#### [WHAT IS ASKED]
Exclude images, then output the remaining data verbatim.

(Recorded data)

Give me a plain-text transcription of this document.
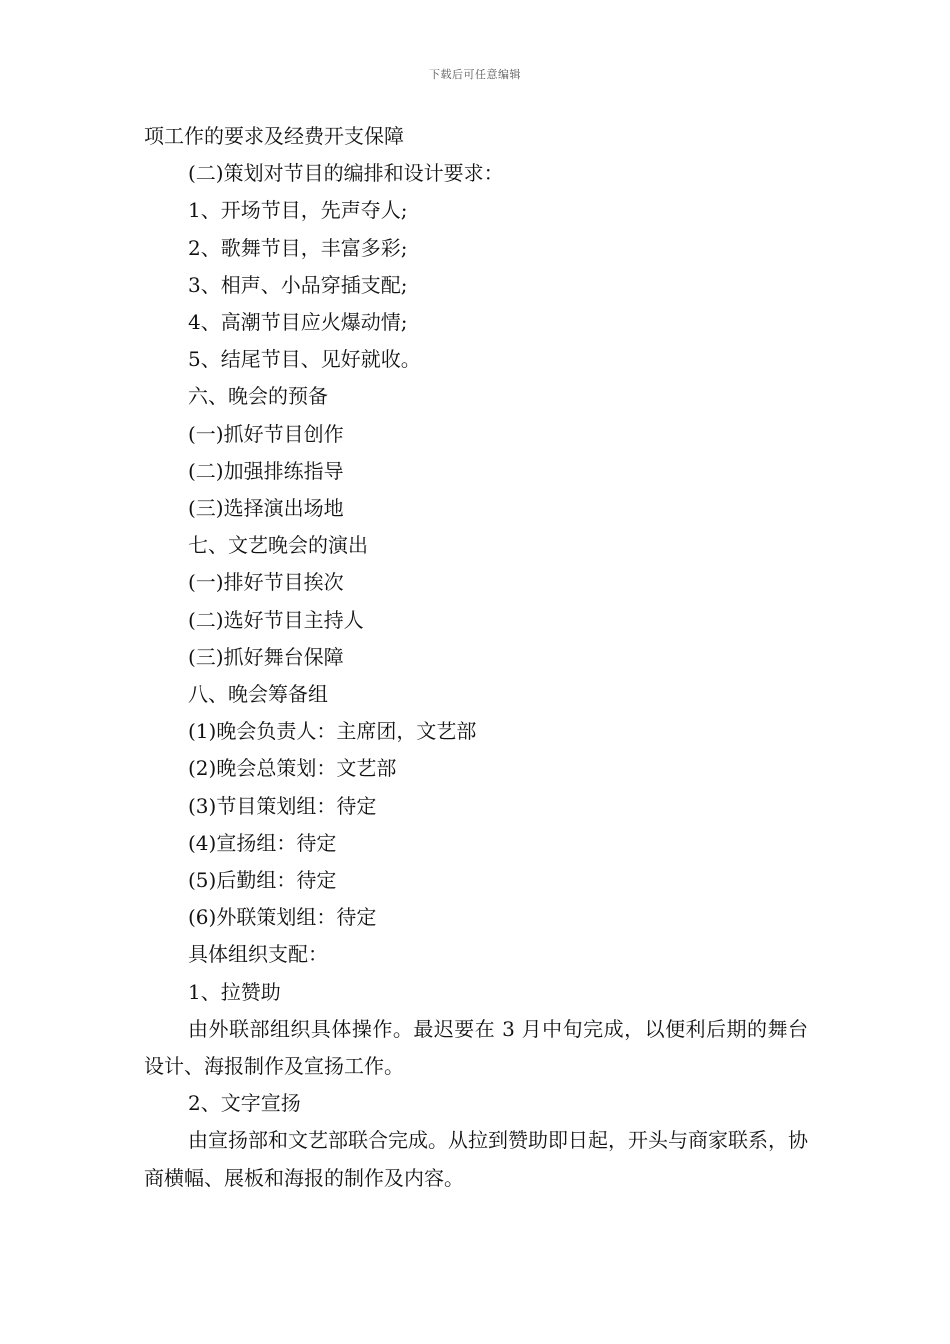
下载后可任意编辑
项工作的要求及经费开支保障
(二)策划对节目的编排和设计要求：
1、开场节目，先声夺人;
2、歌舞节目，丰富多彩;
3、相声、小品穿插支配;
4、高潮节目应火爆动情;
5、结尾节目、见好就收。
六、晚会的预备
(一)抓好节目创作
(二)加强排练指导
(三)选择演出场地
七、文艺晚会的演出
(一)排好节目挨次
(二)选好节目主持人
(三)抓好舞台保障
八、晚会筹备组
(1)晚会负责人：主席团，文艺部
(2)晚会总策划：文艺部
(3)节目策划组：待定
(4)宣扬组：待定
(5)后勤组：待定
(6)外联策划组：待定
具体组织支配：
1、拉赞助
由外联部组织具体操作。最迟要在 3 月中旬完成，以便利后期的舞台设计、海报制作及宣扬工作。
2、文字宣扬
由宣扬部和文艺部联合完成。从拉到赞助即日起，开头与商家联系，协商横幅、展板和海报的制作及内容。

#### [THE REPLY]
Give me a plain-text transcription of this document.
下载后可任意编辑
项工作的要求及经费开支保障
(二)策划对节目的编排和设计要求：
1、开场节目，先声夺人;
2、歌舞节目，丰富多彩;
3、相声、小品穿插支配;
4、高潮节目应火爆动情;
5、结尾节目、见好就收。
六、晚会的预备
(一)抓好节目创作
(二)加强排练指导
(三)选择演出场地
七、文艺晚会的演出
(一)排好节目挨次
(二)选好节目主持人
(三)抓好舞台保障
八、晚会筹备组
(1)晚会负责人：主席团，文艺部
(2)晚会总策划：文艺部
(3)节目策划组：待定
(4)宣扬组：待定
(5)后勤组：待定
(6)外联策划组：待定
具体组织支配：
1、拉赞助
由外联部组织具体操作。最迟要在 3 月中旬完成，以便利后期的舞台设计、海报制作及宣扬工作。
2、文字宣扬
由宣扬部和文艺部联合完成。从拉到赞助即日起，开头与商家联系，协商横幅、展板和海报的制作及内容。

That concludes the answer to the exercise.